Challenge:
Print the records below exactly as they appear.

Given data:
╔══

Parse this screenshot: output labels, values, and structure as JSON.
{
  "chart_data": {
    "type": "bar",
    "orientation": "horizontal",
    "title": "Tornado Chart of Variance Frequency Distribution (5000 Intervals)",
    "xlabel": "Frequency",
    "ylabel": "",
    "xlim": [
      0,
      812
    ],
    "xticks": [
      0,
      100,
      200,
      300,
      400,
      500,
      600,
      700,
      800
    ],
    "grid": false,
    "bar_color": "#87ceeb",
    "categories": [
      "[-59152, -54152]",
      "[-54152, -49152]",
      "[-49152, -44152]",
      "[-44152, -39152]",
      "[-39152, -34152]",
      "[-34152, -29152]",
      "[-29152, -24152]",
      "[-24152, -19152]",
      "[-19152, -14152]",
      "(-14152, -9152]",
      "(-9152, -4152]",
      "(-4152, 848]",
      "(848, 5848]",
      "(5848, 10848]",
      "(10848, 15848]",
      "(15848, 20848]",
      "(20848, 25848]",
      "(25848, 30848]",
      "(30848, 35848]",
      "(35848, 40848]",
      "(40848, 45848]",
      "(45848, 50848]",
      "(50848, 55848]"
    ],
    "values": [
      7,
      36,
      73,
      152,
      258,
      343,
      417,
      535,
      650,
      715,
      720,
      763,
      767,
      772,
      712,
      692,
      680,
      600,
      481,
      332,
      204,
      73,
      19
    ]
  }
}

╚══

Exercise result:
Parse this screenshot: output labels, values, and structure as JSON.
{
  "chart_data": {
    "type": "bar",
    "orientation": "horizontal",
    "title": "Tornado Chart of Variance Frequency Distribution (5000 Intervals)",
    "xlabel": "Frequency",
    "ylabel": "",
    "xlim": [
      0,
      812
    ],
    "xticks": [
      0,
      100,
      200,
      300,
      400,
      500,
      600,
      700,
      800
    ],
    "grid": false,
    "bar_color": "#87ceeb",
    "categories": [
      "[-59152, -54152]",
      "[-54152, -49152]",
      "[-49152, -44152]",
      "[-44152, -39152]",
      "[-39152, -34152]",
      "[-34152, -29152]",
      "[-29152, -24152]",
      "[-24152, -19152]",
      "[-19152, -14152]",
      "(-14152, -9152]",
      "(-9152, -4152]",
      "(-4152, 848]",
      "(848, 5848]",
      "(5848, 10848]",
      "(10848, 15848]",
      "(15848, 20848]",
      "(20848, 25848]",
      "(25848, 30848]",
      "(30848, 35848]",
      "(35848, 40848]",
      "(40848, 45848]",
      "(45848, 50848]",
      "(50848, 55848]"
    ],
    "values": [
      7,
      36,
      73,
      152,
      258,
      343,
      417,
      535,
      650,
      715,
      720,
      763,
      767,
      772,
      712,
      692,
      680,
      600,
      481,
      332,
      204,
      73,
      19
    ]
  }
}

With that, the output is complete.